*Request:*
Give a count of the lines below that have the string "DoDEA" in them, with no other words.

*Raw records:*
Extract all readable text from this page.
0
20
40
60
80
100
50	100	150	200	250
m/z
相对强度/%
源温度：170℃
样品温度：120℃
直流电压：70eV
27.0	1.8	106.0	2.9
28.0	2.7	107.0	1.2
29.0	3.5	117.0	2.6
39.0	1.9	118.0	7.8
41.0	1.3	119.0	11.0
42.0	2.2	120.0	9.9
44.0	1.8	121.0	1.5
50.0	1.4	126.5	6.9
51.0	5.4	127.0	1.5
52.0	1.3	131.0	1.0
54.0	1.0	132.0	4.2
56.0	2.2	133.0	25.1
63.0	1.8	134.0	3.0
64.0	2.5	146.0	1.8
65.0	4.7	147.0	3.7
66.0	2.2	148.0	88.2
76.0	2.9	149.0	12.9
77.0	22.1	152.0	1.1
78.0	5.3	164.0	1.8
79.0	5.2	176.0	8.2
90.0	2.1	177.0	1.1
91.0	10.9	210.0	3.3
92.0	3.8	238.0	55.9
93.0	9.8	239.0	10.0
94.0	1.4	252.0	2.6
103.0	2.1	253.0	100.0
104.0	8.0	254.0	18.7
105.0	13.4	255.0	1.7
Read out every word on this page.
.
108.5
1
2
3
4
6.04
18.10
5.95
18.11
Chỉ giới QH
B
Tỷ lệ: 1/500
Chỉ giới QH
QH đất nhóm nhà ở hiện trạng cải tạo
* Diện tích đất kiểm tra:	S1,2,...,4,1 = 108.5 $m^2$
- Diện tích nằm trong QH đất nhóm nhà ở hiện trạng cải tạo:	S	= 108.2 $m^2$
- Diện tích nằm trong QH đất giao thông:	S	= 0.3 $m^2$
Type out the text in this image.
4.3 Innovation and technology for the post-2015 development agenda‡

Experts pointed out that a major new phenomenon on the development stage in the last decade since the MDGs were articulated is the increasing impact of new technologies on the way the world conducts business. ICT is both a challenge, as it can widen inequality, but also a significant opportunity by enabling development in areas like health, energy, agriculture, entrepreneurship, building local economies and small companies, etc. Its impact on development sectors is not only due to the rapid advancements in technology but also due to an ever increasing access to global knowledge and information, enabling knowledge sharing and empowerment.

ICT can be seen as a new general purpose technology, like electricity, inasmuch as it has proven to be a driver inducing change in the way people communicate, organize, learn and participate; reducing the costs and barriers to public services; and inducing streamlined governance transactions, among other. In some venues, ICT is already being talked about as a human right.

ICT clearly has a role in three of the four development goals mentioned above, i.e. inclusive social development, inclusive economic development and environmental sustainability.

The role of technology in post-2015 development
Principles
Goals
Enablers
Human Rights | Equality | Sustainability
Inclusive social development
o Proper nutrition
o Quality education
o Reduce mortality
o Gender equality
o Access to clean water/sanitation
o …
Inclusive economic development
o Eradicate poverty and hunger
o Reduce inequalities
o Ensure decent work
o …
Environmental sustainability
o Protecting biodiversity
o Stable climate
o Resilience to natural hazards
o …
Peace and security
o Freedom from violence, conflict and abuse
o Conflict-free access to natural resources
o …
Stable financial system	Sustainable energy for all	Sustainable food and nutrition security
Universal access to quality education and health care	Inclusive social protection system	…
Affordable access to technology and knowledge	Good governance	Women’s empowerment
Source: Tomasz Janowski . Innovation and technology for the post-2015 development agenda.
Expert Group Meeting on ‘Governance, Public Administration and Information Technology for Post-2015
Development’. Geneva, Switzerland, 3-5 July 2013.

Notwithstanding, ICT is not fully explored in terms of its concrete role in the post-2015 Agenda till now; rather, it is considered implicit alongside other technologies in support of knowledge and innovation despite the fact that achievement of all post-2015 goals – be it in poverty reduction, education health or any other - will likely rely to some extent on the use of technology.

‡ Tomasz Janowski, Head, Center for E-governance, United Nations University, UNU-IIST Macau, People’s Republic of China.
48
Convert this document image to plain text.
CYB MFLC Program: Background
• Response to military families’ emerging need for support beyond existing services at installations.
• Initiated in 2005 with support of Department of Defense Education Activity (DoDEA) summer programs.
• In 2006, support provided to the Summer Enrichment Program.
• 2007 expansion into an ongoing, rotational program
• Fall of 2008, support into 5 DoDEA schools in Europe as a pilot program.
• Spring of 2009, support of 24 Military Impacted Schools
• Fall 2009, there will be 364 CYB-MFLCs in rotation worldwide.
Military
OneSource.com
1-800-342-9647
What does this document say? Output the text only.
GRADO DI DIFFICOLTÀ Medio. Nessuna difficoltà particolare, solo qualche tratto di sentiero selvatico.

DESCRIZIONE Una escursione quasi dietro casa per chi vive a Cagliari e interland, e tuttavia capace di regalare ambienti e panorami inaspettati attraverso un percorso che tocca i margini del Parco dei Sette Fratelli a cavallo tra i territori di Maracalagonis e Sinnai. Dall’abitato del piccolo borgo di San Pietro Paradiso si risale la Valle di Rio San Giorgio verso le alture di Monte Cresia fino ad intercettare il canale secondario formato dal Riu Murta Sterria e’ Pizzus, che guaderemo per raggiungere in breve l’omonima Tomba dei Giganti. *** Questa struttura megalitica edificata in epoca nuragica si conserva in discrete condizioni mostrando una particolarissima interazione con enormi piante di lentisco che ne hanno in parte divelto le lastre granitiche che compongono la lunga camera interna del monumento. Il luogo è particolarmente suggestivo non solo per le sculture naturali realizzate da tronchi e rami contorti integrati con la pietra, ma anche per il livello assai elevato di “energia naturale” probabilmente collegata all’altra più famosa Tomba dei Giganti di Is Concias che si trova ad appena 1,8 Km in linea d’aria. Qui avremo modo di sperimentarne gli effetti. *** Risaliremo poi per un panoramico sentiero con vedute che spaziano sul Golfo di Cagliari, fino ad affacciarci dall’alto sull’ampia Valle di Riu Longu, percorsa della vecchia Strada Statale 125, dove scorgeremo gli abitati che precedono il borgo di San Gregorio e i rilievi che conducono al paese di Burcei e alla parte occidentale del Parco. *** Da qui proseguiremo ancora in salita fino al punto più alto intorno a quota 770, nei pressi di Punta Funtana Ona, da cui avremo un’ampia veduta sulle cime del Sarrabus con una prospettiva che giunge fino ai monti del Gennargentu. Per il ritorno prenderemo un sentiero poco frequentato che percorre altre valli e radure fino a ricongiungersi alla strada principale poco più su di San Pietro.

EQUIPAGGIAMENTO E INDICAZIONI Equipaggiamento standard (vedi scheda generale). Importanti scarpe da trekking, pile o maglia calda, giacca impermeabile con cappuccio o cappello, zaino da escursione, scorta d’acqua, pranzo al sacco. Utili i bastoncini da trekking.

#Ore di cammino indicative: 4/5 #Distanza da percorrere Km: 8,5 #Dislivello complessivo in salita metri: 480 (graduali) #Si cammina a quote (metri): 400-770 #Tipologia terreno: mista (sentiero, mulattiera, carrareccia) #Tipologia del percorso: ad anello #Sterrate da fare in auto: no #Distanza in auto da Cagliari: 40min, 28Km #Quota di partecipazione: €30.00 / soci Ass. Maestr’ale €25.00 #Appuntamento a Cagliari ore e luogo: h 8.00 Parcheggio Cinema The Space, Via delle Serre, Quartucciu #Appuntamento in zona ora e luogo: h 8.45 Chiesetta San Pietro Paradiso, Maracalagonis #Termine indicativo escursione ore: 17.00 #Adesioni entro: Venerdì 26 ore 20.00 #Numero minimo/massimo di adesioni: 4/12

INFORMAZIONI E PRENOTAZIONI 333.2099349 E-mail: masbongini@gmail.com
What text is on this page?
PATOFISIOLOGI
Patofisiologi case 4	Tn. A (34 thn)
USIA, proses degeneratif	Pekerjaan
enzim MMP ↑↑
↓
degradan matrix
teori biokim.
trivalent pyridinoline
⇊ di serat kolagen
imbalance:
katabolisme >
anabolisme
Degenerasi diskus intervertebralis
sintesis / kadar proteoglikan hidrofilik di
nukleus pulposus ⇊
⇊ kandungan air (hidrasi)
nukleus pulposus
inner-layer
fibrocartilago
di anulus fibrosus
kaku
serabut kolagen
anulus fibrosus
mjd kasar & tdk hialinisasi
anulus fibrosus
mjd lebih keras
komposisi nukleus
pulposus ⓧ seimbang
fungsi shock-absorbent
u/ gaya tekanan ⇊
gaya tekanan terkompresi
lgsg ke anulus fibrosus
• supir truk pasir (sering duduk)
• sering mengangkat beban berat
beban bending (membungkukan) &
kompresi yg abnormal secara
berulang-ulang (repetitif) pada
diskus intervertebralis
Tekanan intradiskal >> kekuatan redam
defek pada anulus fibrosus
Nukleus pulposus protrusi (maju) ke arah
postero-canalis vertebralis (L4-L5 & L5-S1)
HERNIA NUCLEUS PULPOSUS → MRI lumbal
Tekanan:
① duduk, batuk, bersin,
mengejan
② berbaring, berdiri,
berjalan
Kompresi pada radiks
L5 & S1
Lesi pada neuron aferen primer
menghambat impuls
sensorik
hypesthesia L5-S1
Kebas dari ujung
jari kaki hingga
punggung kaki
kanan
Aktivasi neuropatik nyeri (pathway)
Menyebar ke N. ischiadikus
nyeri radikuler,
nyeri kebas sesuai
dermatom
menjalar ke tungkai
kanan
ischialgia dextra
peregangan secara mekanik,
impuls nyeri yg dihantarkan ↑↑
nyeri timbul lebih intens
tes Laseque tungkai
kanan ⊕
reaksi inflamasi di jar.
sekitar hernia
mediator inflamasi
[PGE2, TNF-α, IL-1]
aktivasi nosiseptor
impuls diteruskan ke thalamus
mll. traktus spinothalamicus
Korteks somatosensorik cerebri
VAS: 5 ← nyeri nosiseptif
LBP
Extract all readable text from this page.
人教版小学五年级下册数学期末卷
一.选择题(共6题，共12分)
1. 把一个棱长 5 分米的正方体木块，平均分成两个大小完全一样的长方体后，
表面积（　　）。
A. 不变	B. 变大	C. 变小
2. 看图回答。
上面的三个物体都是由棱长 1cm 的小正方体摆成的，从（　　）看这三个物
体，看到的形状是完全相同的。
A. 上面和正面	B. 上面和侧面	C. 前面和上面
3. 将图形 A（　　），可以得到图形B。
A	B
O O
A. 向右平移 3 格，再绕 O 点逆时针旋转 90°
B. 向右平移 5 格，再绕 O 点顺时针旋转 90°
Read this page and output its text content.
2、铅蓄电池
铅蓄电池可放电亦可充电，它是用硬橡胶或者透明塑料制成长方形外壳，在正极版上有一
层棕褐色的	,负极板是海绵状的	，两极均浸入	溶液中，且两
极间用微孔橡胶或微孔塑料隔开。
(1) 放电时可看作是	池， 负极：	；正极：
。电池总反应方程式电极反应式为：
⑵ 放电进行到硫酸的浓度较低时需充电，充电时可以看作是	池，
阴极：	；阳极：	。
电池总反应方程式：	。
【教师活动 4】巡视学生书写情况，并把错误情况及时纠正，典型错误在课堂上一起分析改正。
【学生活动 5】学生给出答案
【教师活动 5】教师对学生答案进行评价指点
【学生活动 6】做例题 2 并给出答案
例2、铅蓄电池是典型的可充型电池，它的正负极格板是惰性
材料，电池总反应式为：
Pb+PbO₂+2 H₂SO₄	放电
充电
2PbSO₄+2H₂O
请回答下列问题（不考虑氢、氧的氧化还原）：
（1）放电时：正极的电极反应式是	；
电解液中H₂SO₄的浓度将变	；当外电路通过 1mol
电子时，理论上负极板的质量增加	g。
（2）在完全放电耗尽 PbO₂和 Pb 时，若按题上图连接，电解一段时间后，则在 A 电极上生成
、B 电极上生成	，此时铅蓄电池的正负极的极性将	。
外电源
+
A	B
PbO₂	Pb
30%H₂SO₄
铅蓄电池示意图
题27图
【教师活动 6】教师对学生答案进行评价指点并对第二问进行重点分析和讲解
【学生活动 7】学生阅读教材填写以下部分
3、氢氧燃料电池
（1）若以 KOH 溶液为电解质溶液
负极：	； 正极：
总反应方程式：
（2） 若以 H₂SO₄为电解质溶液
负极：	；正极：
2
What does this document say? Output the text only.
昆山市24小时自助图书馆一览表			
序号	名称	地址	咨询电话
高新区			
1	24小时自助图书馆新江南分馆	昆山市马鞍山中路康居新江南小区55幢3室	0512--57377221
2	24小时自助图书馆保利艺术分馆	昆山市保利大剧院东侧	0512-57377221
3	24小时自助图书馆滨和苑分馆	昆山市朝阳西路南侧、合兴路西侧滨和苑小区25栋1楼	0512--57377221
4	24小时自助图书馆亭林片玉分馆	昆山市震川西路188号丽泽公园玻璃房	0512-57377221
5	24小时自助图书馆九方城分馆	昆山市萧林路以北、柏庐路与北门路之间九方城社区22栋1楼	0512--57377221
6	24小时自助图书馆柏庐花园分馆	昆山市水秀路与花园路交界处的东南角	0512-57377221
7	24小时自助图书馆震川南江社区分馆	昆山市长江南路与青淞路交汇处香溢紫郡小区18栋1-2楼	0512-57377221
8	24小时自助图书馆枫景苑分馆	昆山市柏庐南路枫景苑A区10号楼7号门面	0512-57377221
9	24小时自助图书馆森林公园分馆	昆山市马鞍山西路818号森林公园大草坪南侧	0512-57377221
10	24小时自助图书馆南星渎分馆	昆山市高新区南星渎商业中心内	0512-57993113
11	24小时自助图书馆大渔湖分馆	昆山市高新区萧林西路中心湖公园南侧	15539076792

*Task result:*
2